## Goal of the exercise
Check every line below for the word "Enka" and copy each one that has it.

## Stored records
:::

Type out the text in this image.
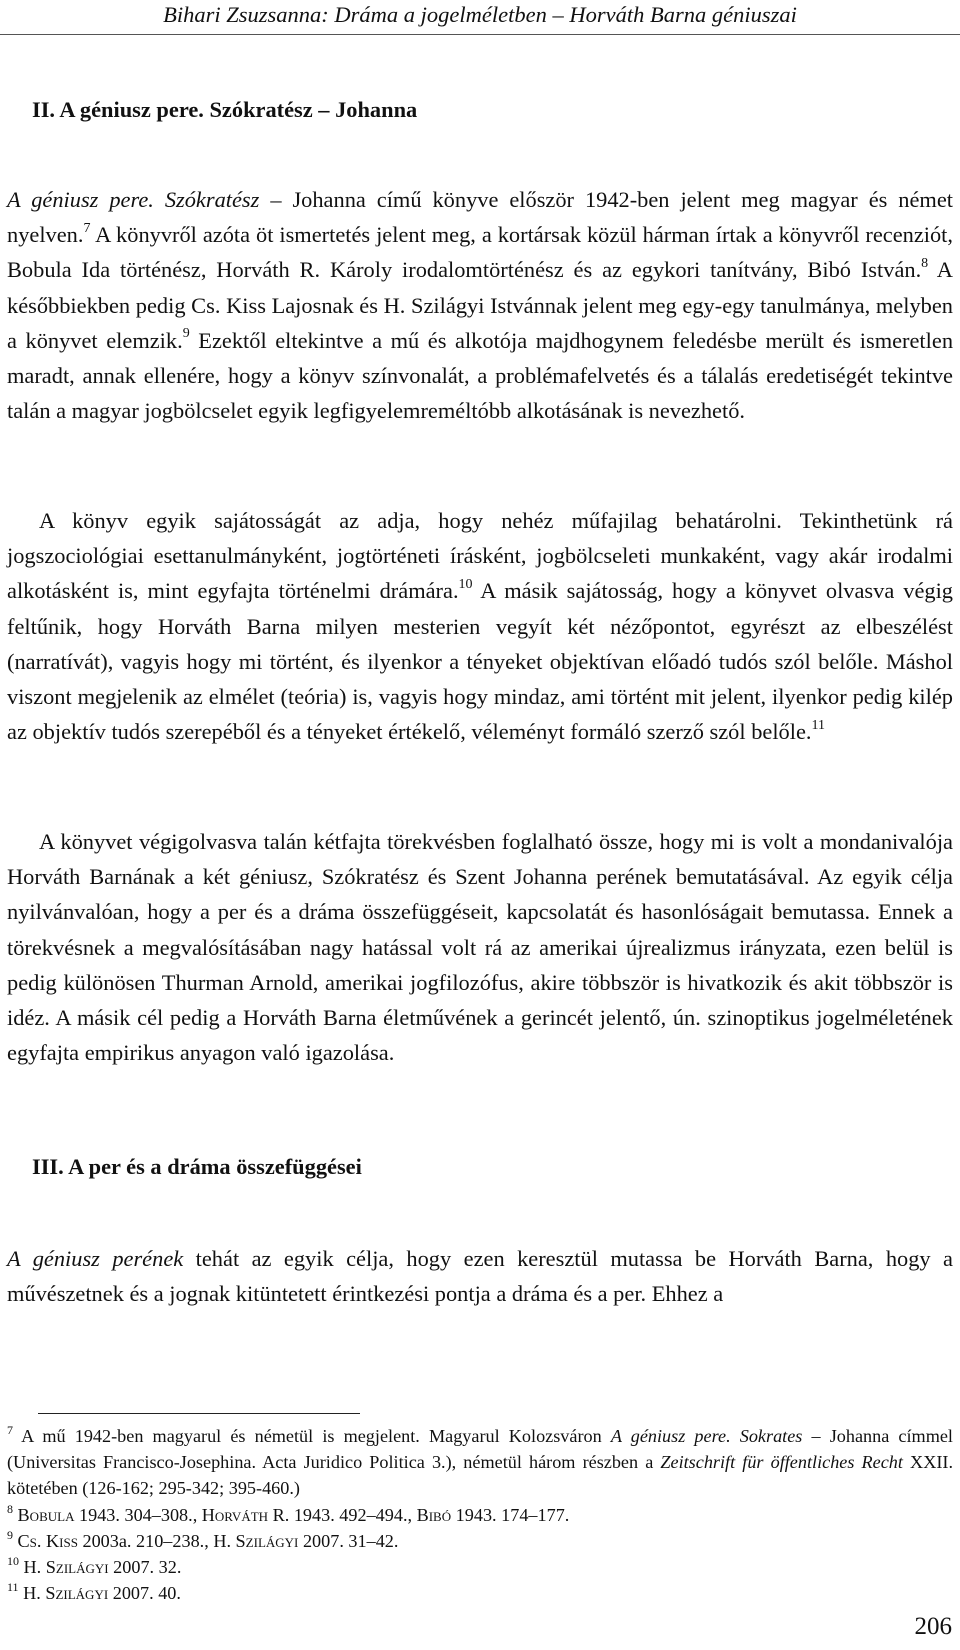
Bihari Zsuzsanna: Dráma a jogelméletben – Horváth Barna géniuszai
II. A géniusz pere. Szókratész – Johanna

A géniusz pere. Szókratész – Johanna című könyve először 1942-ben jelent meg magyar és német nyelven.$^7$ A könyvről azóta öt ismertetés jelent meg, a kortársak közül hárman írtak a könyvről recenziót, Bobula Ida történész, Horváth R. Károly irodalomtörténész és az egykori tanítvány, Bibó István.$^8$ A későbbiekben pedig Cs. Kiss Lajosnak és H. Szilágyi Istvánnak jelent meg egy-egy tanulmánya, melyben a könyvet elemzik.$^9$ Ezektől eltekintve a mű és alkotója majdhogynem feledésbe merült és ismeretlen maradt, annak ellenére, hogy a könyv színvonalát, a problémafelvetés és a tálalás eredetiségét tekintve talán a magyar jogbölcselet egyik legfigyelemreméltóbb alkotásának is nevezhető.

A könyv egyik sajátosságát az adja, hogy nehéz műfajilag behatárolni. Tekinthetünk rá jogszociológiai esettanulmányként, jogtörténeti írásként, jogbölcseleti munkaként, vagy akár irodalmi alkotásként is, mint egyfajta történelmi drámára.$^{10}$ A másik sajátosság, hogy a könyvet olvasva végig feltűnik, hogy Horváth Barna milyen mesterien vegyít két nézőpontot, egyrészt az elbeszélést (narratívát), vagyis hogy mi történt, és ilyenkor a tényeket objektívan előadó tudós szól belőle. Máshol viszont megjelenik az elmélet (teória) is, vagyis hogy mindaz, ami történt mit jelent, ilyenkor pedig kilép az objektív tudós szerepéből és a tényeket értékelő, véleményt formáló szerző szól belőle.$^{11}$

A könyvet végigolvasva talán kétfajta törekvésben foglalható össze, hogy mi is volt a mondanivalója Horváth Barnának a két géniusz, Szókratész és Szent Johanna perének bemutatásával. Az egyik célja nyilvánvalóan, hogy a per és a dráma összefüggéseit, kapcsolatát és hasonlóságait bemutassa. Ennek a törekvésnek a megvalósításában nagy hatással volt rá az amerikai újrealizmus irányzata, ezen belül is pedig különösen Thurman Arnold, amerikai jogfilozófus, akire többször is hivatkozik és akit többször is idéz. A másik cél pedig a Horváth Barna életművének a gerincét jelentő, ún. szinoptikus jogelméletének egyfajta empirikus anyagon való igazolása.

III. A per és a dráma összefüggései

A géniusz perének tehát az egyik célja, hogy ezen keresztül mutassa be Horváth Barna, hogy a művészetnek és a jognak kitüntetett érintkezési pontja a dráma és a per. Ehhez a

$^7$ A mű 1942-ben magyarul és németül is megjelent. Magyarul Kolozsváron A géniusz pere. Sokrates – Johanna címmel (Universitas Francisco-Josephina. Acta Juridico Politica 3.), németül három részben a Zeitschrift für öffentliches Recht XXII. kötetében (126-162; 295-342; 395-460.)

$^8$ Bobula 1943. 304–308., Horváth R. 1943. 492–494., Bibó 1943. 174–177.

$^9$ Cs. Kiss 2003a. 210–238., H. Szilágyi 2007. 31–42.

$^{10}$ H. Szilágyi 2007. 32.

$^{11}$ H. Szilágyi 2007. 40.

206
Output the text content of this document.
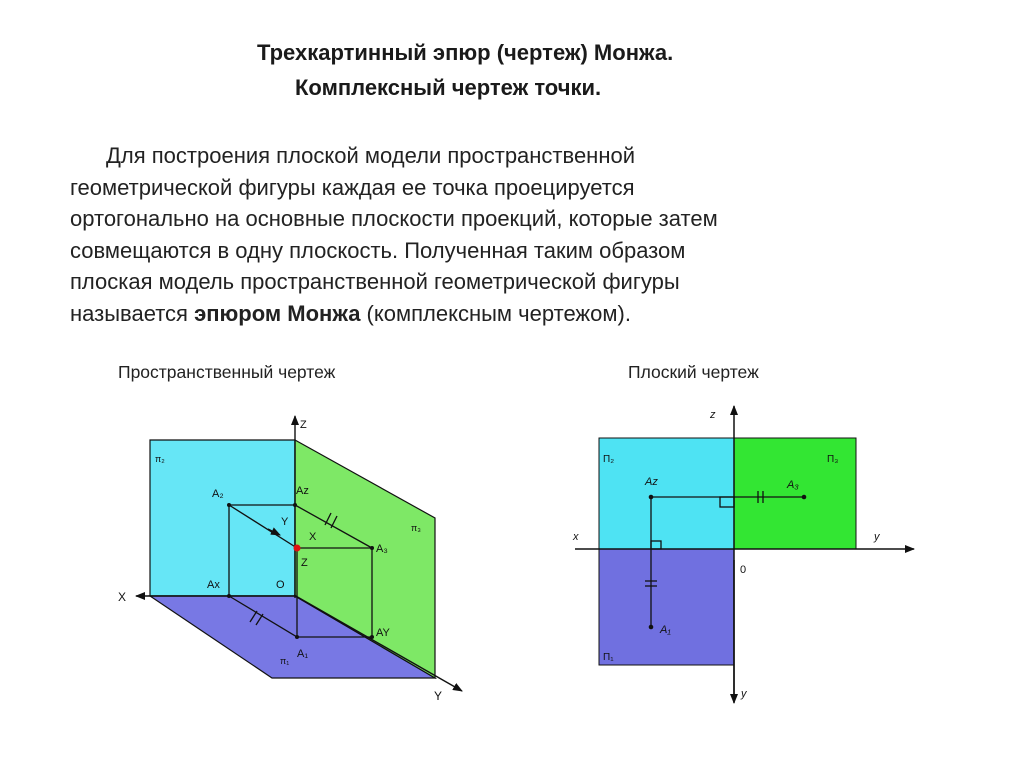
Трехкартинный эпюр (чертеж) Монжа.
Комплексный чертеж точки.
Для построения плоской модели пространственной
геометрической фигуры каждая ее точка проецируется
ортогонально на основные плоскости проекций, которые затем
совмещаются в одну плоскость. Полученная таким образом
плоская модель пространственной геометрической фигуры
называется эпюром Монжа (комплексным чертежом).
Пространственный чертеж	Плоский чертеж
Z
X
Y
π₂
π₃
π₁
A₂	Az
A₃
Ax	O
AY
A₁
Y
X
Z
z
x	y
y
0
П₂	П₃
П₁
Az	A₃
A₁
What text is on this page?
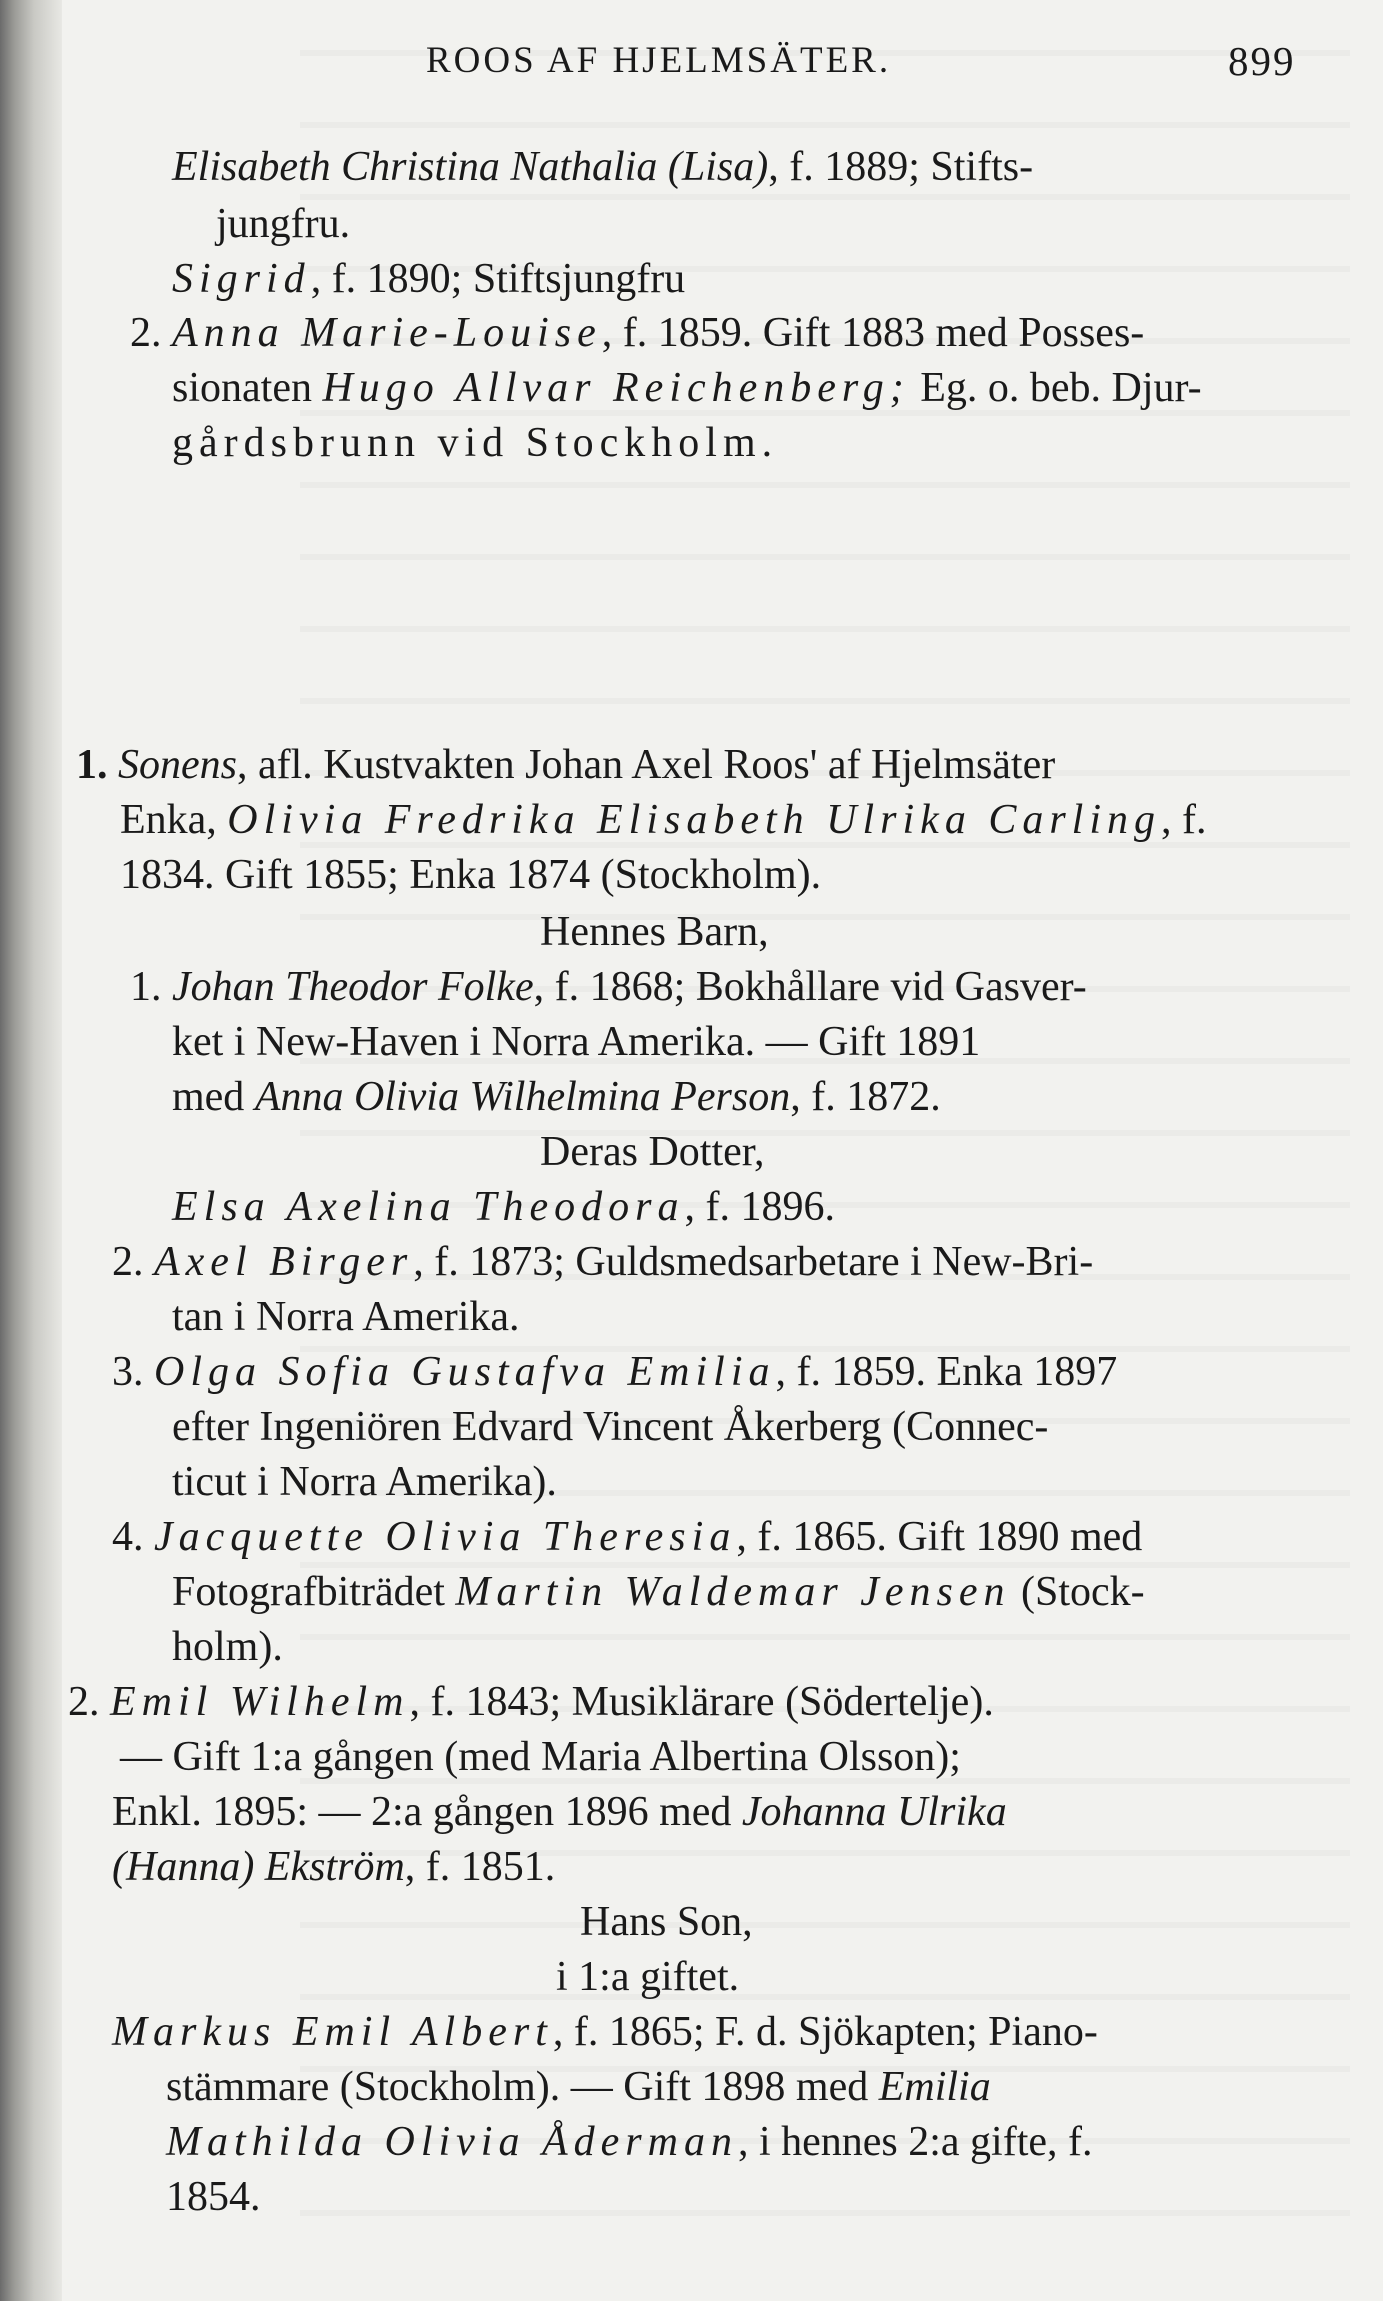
ROOS AF HJELMSÄTER.	899
Elisabeth Christina Nathalia (Lisa), f. 1889; Stifts-
jungfru.
Sigrid, f. 1890; Stiftsjungfru
2. Anna Marie-Louise, f. 1859. Gift 1883 med Posses-
sionaten Hugo Allvar Reichenberg; Eg. o. beb. Djur-
gårdsbrunn vid Stockholm.
1. Sonens, afl. Kustvakten Johan Axel Roos' af Hjelmsäter
Enka, Olivia Fredrika Elisabeth Ulrika Carling, f.
1834. Gift 1855; Enka 1874 (Stockholm).
Hennes Barn,
1. Johan Theodor Folke, f. 1868; Bokhållare vid Gasver-
ket i New-Haven i Norra Amerika. — Gift 1891
med Anna Olivia Wilhelmina Person, f. 1872.
Deras Dotter,
Elsa Axelina Theodora, f. 1896.
2. Axel Birger, f. 1873; Guldsmedsarbetare i New-Bri-
tan i Norra Amerika.
3. Olga Sofia Gustafva Emilia, f. 1859. Enka 1897
efter Ingeniören Edvard Vincent Åkerberg (Connec-
ticut i Norra Amerika).
4. Jacquette Olivia Theresia, f. 1865. Gift 1890 med
Fotografbiträdet Martin Waldemar Jensen (Stock-
holm).
2. Emil Wilhelm, f. 1843; Musiklärare (Södertelje).
— Gift 1:a gången (med Maria Albertina Olsson);
Enkl. 1895: — 2:a gången 1896 med Johanna Ulrika
(Hanna) Ekström, f. 1851.
Hans Son,
i 1:a giftet.
Markus Emil Albert, f. 1865; F. d. Sjökapten; Piano-
stämmare (Stockholm). — Gift 1898 med Emilia
Mathilda Olivia Åderman, i hennes 2:a gifte, f.
1854.
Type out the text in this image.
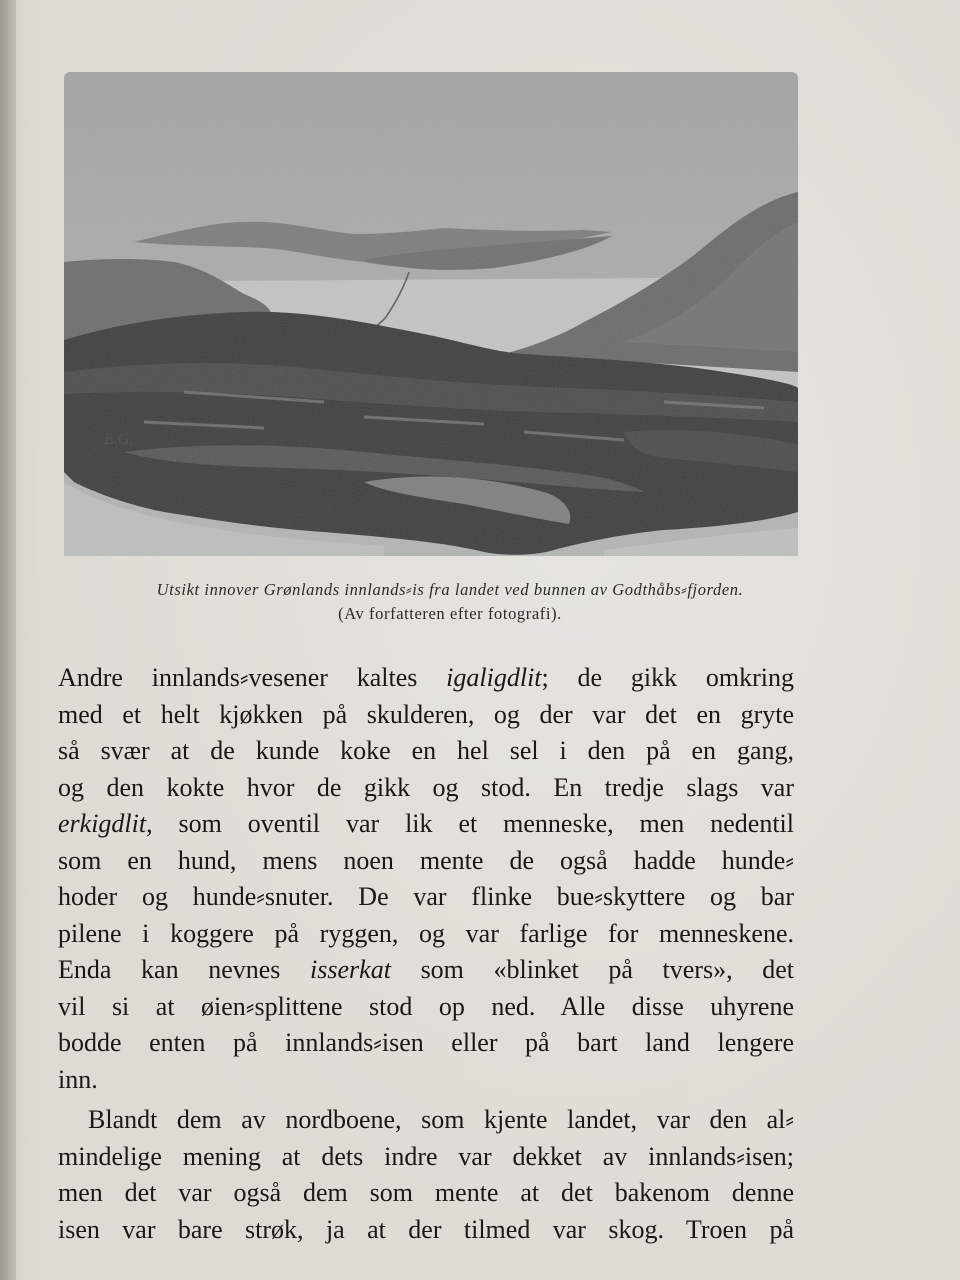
E.G.
Utsikt innover Grønlands innlands⸗is fra landet ved bunnen av Godthåbs⸗fjorden.
(Av forfatteren efter fotografi).

Andre innlands⸗vesener kaltes igaligdlit; de gikk omkring
med et helt kjøkken på skulderen, og der var det en gryte
så svær at de kunde koke en hel sel i den på en gang,
og den kokte hvor de gikk og stod. En tredje slags var
erkigdlit, som oventil var lik et menneske, men nedentil
som en hund, mens noen mente de også hadde hunde⸗
hoder og hunde⸗snuter. De var flinke bue⸗skyttere og bar
pilene i koggere på ryggen, og var farlige for menneskene.
Enda kan nevnes isserkat som «blinket på tvers», det
vil si at øien⸗splittene stod op ned. Alle disse uhyrene
bodde enten på innlands⸗isen eller på bart land lengere
inn.

Blandt dem av nordboene, som kjente landet, var den al⸗
mindelige mening at dets indre var dekket av innlands⸗isen;
men det var også dem som mente at det bakenom denne
isen var bare strøk, ja at der tilmed var skog. Troen på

:::

## Result of the exercise
Enka, Olivia Fredrika Elisabeth Ulrika Carling, f.
1834. Gift 1855; Enka 1874 (Stockholm).
3. Olga Sofia Gustafva Emilia, f. 1859. Enka 1897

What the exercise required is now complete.